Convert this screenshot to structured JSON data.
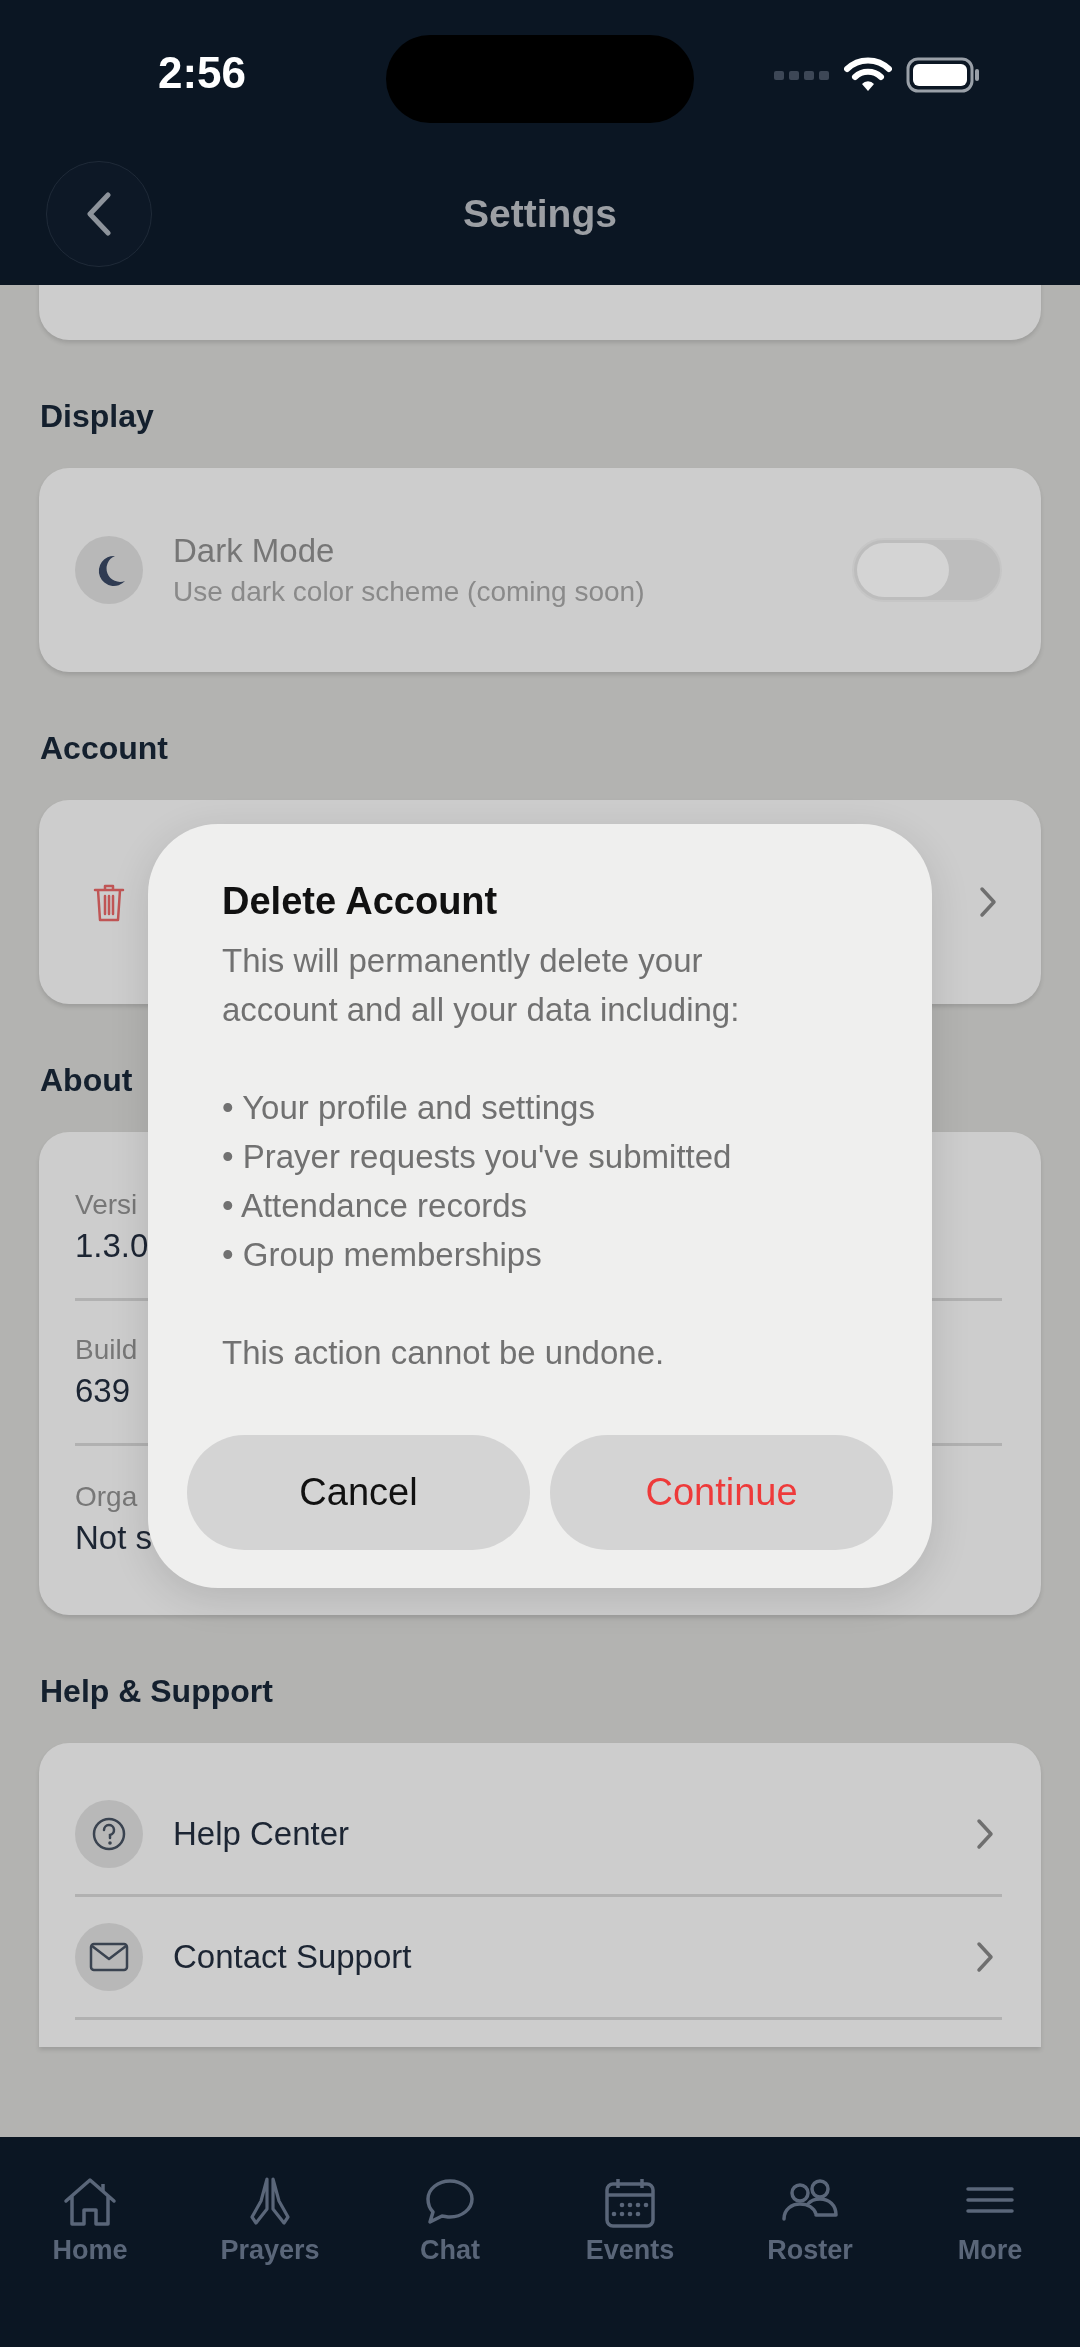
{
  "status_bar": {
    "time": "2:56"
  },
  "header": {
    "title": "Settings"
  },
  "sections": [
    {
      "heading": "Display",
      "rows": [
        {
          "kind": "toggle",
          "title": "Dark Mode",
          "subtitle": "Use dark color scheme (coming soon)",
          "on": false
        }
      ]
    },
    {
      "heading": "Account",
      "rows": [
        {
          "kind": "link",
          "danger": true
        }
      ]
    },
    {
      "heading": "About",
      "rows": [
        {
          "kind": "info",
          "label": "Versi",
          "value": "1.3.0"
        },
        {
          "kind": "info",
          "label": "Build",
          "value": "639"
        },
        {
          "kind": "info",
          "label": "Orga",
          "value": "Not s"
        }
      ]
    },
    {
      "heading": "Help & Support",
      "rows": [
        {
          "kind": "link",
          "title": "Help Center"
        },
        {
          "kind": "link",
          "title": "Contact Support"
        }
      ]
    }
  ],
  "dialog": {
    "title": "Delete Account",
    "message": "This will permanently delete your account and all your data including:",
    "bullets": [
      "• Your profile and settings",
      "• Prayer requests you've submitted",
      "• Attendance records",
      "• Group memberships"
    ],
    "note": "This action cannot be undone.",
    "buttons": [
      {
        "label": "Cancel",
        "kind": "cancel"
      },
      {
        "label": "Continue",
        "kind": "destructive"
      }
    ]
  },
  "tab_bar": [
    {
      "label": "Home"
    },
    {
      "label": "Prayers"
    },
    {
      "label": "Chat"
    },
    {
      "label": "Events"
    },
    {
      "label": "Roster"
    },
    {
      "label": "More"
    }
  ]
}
------------------------------------------------------------------------
#### [Given instruction]
Every entry must be transcribed exactly. Pictures do not belong in the copy.

#### [Full answer]
Convert this screenshot to structured JSON data.
{
  "status_bar": {
    "time": "2:56"
  },
  "header": {
    "title": "Settings"
  },
  "sections": [
    {
      "heading": "Display",
      "rows": [
        {
          "kind": "toggle",
          "title": "Dark Mode",
          "subtitle": "Use dark color scheme (coming soon)",
          "on": false
        }
      ]
    },
    {
      "heading": "Account",
      "rows": [
        {
          "kind": "link",
          "danger": true
        }
      ]
    },
    {
      "heading": "About",
      "rows": [
        {
          "kind": "info",
          "label": "Versi",
          "value": "1.3.0"
        },
        {
          "kind": "info",
          "label": "Build",
          "value": "639"
        },
        {
          "kind": "info",
          "label": "Orga",
          "value": "Not s"
        }
      ]
    },
    {
      "heading": "Help & Support",
      "rows": [
        {
          "kind": "link",
          "title": "Help Center"
        },
        {
          "kind": "link",
          "title": "Contact Support"
        }
      ]
    }
  ],
  "dialog": {
    "title": "Delete Account",
    "message": "This will permanently delete your account and all your data including:",
    "bullets": [
      "• Your profile and settings",
      "• Prayer requests you've submitted",
      "• Attendance records",
      "• Group memberships"
    ],
    "note": "This action cannot be undone.",
    "buttons": [
      {
        "label": "Cancel",
        "kind": "cancel"
      },
      {
        "label": "Continue",
        "kind": "destructive"
      }
    ]
  },
  "tab_bar": [
    {
      "label": "Home"
    },
    {
      "label": "Prayers"
    },
    {
      "label": "Chat"
    },
    {
      "label": "Events"
    },
    {
      "label": "Roster"
    },
    {
      "label": "More"
    }
  ]
}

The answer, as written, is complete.